Most people panic sell when markets are down like in 2008 or in March, which is why many people need emotional helps from advisors.
I heard the founder of Vanguard, the late Jack Bogle, make this point. People came into index funds in the 90s bull market, only to sell in 2000 when markets went down and again in 2008.
In march, yet again and unsurprisingly, people panicked. So only DIY invest if you are sure you can stomach huge market swings, up and down, and will remain stoic throughout.
An incredible statistic to illustrate my last point? The accounts of dead people perform better than the living.
Why? The dead don’t get emotional. So the thing with investing isn’t to have loads of knowledge about investing only.
You need to understand how to control emotions which is easier said than done.
This question was asked in March, 1–2 weeks it seems after the worst of the crisis.
The answer seems to be yes but nobody knows. Markets have recovered well since then.

· · · ·

# [EXERCISE TASKS]
**a)** In the investing excerpt, whose accounts are said to perform better than those of the living?
**b)** Transcribe the investing excerpt from "Most people panic" up to and including "than the living.".
**c)** Write the next part of the investing excerpt, picking up after its final sentence.
The items that come after the investing excerpt are separate material and are not connected to it.

# [PROVIDED INFORMATION]
· · · ·

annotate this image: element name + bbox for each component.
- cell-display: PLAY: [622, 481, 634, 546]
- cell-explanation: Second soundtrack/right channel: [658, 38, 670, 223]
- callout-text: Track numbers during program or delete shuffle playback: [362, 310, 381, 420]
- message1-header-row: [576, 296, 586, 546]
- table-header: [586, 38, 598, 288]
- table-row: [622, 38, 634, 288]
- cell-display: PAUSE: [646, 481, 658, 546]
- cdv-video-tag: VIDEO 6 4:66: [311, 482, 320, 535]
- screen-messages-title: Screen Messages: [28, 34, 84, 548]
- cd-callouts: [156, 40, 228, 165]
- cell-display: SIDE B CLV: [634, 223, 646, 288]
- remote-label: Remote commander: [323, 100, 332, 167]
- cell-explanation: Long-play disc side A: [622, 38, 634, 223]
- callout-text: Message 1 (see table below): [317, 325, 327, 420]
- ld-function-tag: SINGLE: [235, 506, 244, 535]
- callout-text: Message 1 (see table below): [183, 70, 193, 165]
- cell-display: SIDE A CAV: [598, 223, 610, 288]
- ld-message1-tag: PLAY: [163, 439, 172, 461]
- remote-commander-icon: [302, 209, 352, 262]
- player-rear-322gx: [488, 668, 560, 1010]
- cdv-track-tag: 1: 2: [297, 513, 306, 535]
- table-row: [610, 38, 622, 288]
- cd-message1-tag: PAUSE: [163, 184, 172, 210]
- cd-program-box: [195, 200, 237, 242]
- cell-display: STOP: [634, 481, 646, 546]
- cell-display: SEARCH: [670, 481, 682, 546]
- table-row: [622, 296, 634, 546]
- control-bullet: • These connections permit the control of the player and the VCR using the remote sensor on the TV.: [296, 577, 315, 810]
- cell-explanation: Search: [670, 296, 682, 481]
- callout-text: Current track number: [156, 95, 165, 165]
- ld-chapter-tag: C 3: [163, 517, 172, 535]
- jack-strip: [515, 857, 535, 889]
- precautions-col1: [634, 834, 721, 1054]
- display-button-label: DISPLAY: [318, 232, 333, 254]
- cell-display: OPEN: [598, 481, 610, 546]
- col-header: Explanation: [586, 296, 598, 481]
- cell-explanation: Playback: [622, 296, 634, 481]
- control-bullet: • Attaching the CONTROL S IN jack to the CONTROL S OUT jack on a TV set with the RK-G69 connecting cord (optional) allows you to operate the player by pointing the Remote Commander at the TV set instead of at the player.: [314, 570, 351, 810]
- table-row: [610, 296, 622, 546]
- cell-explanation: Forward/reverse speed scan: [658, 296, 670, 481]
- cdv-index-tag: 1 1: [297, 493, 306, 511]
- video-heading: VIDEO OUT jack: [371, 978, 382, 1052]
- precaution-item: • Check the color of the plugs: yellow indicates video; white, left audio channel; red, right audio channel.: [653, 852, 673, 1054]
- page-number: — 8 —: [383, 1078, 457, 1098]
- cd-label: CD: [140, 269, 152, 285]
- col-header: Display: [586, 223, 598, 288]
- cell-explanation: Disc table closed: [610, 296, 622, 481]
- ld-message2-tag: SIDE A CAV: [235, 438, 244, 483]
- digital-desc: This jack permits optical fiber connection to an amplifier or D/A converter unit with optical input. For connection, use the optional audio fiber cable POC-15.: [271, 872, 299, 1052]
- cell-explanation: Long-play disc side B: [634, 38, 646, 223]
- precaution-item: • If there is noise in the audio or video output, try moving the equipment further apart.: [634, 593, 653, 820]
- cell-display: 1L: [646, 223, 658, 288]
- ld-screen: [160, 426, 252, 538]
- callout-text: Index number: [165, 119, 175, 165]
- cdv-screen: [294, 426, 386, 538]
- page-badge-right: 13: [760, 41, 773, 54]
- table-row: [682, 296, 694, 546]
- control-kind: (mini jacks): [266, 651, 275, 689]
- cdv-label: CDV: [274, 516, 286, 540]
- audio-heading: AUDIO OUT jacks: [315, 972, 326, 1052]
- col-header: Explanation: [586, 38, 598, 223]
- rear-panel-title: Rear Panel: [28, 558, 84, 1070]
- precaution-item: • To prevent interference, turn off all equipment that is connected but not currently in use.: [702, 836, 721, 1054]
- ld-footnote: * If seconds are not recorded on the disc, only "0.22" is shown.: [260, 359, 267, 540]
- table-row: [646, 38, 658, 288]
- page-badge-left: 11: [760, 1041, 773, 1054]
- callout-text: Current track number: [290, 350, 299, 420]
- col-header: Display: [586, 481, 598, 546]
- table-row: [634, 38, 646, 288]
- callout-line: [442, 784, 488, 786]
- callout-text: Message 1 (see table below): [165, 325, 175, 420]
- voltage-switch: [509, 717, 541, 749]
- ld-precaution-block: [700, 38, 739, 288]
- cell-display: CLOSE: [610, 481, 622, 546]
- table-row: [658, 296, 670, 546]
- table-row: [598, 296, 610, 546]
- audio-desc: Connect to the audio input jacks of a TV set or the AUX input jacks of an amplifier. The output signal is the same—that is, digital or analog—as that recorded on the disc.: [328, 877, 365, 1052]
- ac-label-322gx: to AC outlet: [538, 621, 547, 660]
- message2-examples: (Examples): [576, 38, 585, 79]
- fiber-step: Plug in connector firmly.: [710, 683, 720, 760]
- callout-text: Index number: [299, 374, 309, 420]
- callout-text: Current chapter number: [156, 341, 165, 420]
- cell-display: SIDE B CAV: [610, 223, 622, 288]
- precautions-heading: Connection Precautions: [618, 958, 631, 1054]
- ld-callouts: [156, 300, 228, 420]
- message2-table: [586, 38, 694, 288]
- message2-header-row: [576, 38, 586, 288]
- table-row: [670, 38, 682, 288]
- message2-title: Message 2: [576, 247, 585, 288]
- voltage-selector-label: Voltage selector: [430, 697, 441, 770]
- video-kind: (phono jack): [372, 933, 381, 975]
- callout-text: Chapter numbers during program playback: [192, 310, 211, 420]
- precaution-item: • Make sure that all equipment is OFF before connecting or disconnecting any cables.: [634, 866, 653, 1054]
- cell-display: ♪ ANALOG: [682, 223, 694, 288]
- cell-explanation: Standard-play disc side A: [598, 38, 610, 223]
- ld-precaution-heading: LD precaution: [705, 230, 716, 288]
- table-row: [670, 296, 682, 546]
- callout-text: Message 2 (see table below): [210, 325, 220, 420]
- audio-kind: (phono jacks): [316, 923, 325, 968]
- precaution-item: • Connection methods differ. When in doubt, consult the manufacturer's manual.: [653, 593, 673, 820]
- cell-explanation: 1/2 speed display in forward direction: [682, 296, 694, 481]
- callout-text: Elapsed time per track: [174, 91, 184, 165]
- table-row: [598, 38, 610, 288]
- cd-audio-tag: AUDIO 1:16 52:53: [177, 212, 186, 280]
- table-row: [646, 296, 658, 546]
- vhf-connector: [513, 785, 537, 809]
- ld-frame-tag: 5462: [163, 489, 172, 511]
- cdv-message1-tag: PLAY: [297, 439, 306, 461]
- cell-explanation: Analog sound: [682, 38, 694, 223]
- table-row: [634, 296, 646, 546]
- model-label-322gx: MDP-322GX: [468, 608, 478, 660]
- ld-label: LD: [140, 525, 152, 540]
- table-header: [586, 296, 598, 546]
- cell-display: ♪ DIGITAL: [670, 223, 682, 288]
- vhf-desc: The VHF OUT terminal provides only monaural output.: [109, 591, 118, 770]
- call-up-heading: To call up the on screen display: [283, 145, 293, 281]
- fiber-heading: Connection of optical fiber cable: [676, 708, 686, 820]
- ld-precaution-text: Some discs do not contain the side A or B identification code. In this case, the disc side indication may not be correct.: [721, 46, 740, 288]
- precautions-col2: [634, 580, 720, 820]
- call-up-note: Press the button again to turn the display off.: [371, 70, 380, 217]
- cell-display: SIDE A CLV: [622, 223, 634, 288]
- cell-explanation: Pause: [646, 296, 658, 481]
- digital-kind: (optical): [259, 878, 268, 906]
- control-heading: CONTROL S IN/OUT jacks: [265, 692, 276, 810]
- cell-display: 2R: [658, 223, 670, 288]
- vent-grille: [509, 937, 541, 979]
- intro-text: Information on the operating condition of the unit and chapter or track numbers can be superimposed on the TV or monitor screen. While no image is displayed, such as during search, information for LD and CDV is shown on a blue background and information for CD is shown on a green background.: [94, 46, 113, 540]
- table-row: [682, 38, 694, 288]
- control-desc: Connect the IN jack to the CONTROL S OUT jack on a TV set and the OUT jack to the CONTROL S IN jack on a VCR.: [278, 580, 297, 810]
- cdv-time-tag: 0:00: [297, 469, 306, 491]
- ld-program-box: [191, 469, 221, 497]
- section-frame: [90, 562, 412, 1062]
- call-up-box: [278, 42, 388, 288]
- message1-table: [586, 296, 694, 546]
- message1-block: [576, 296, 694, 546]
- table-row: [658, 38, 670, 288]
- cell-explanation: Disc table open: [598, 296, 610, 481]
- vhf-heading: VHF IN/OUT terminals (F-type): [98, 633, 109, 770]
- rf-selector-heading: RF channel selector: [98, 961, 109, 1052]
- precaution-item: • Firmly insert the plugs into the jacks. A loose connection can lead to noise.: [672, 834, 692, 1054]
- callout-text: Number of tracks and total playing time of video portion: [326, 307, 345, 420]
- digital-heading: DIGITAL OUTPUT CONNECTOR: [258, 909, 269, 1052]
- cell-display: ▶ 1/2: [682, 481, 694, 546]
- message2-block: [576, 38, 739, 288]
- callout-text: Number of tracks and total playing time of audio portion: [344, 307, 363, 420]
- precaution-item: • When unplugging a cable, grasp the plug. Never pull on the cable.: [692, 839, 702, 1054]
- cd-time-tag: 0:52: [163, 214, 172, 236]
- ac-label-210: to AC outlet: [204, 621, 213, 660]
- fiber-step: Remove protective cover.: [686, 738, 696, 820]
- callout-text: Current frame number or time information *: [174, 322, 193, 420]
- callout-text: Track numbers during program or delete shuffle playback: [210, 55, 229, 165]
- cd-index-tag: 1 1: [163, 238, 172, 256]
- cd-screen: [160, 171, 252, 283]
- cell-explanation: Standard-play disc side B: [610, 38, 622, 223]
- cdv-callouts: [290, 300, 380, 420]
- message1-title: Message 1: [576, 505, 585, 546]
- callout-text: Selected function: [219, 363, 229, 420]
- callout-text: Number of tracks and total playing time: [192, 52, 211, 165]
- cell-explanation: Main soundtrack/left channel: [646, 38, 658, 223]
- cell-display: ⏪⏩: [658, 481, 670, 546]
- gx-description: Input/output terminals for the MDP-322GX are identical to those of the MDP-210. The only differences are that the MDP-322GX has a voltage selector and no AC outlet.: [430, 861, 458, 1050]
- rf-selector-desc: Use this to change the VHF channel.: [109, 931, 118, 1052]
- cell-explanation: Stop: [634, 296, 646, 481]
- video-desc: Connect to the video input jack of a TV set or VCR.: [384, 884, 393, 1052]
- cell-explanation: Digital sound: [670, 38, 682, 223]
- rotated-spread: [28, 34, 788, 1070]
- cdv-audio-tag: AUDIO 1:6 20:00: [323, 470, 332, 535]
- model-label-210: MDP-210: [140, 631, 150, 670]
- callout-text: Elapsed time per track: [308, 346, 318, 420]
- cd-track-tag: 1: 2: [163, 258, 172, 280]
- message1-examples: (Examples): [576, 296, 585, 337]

· · · ·

# [ANSWER LIST]
**a)** The accounts of dead people.

**b)**
Most people panic sell when markets are down like in 2008 or in March, which is why many people need emotional helps from advisors.
I heard the founder of Vanguard, the late Jack Bogle, make this point. People came into index funds in the 90s bull market, only to sell in 2000 when markets went down and again in 2008.
In march, yet again and unsurprisingly, people panicked. So only DIY invest if you are sure you can stomach huge market swings, up and down, and will remain stoic throughout.
An incredible statistic to illustrate my last point? The accounts of dead people perform better than the living.

**c)**
However, I wouldn’t bet on anything. Markets like the S&P500, Dow Jones et al could go on to hit highs like the Nasdaq has this month, or might fall or crash.
There are always too many unknown variables to predict the direction of stock markets.
I don’t know one person, nor have I seen one single person online, get 2020 right.
Who predicted all these things:
- A global pandemic on January 1? Well Taiwan warned the WHO but few thought it would be bad
- Markets to hit record highs in February, even though the virus was getting worse.
- Markets to crash in March badly
- Markets to have a record recovery in the case of some US markets, with the Nasdaq in particular doing very well?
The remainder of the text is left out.